---------- Data shown ----------

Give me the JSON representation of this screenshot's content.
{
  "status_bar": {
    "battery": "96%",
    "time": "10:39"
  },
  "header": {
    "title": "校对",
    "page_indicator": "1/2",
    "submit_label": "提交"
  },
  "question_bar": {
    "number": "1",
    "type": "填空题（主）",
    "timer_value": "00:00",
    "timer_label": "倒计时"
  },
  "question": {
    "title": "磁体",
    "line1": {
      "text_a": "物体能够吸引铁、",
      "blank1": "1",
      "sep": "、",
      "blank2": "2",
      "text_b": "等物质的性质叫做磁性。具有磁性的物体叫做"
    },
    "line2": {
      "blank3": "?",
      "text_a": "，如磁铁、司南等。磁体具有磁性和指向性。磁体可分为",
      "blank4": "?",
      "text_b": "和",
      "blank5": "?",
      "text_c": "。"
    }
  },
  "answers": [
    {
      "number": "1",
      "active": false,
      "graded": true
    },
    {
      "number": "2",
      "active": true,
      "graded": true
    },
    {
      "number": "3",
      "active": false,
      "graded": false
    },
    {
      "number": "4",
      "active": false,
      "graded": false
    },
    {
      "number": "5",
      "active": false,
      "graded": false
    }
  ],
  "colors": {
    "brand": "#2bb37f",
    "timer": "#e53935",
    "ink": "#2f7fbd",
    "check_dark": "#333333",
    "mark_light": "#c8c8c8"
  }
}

----------

_Written instruction_
Your task is to reproduce the whole listing exactly.

_Full response_
Give me the JSON representation of this screenshot's content.
{
  "status_bar": {
    "battery": "96%",
    "time": "10:39"
  },
  "header": {
    "title": "校对",
    "page_indicator": "1/2",
    "submit_label": "提交"
  },
  "question_bar": {
    "number": "1",
    "type": "填空题（主）",
    "timer_value": "00:00",
    "timer_label": "倒计时"
  },
  "question": {
    "title": "磁体",
    "line1": {
      "text_a": "物体能够吸引铁、",
      "blank1": "1",
      "sep": "、",
      "blank2": "2",
      "text_b": "等物质的性质叫做磁性。具有磁性的物体叫做"
    },
    "line2": {
      "blank3": "?",
      "text_a": "，如磁铁、司南等。磁体具有磁性和指向性。磁体可分为",
      "blank4": "?",
      "text_b": "和",
      "blank5": "?",
      "text_c": "。"
    }
  },
  "answers": [
    {
      "number": "1",
      "active": false,
      "graded": true
    },
    {
      "number": "2",
      "active": true,
      "graded": true
    },
    {
      "number": "3",
      "active": false,
      "graded": false
    },
    {
      "number": "4",
      "active": false,
      "graded": false
    },
    {
      "number": "5",
      "active": false,
      "graded": false
    }
  ],
  "colors": {
    "brand": "#2bb37f",
    "timer": "#e53935",
    "ink": "#2f7fbd",
    "check_dark": "#333333",
    "mark_light": "#c8c8c8"
  }
}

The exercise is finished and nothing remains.